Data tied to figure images
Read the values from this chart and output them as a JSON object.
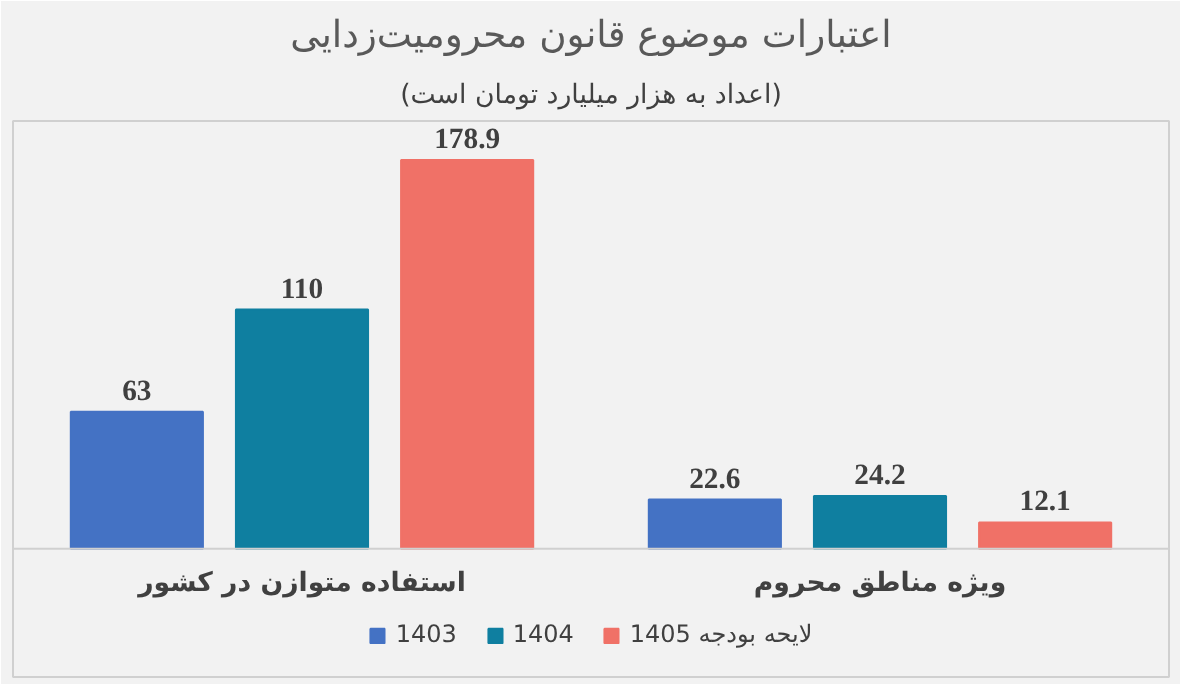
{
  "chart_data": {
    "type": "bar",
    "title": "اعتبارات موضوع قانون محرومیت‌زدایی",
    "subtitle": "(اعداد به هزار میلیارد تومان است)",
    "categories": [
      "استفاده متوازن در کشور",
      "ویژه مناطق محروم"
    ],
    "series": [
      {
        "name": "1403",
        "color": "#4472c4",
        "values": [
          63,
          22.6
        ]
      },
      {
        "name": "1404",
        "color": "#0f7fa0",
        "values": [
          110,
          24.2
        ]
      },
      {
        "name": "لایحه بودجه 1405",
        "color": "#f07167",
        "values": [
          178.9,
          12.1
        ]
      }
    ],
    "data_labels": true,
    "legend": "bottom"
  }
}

Direction> For the listing above, identify each line bearing "name".

Correct result>
        "name": "1403",
        "name": "1404",
        "name": "لایحه بودجه 1405",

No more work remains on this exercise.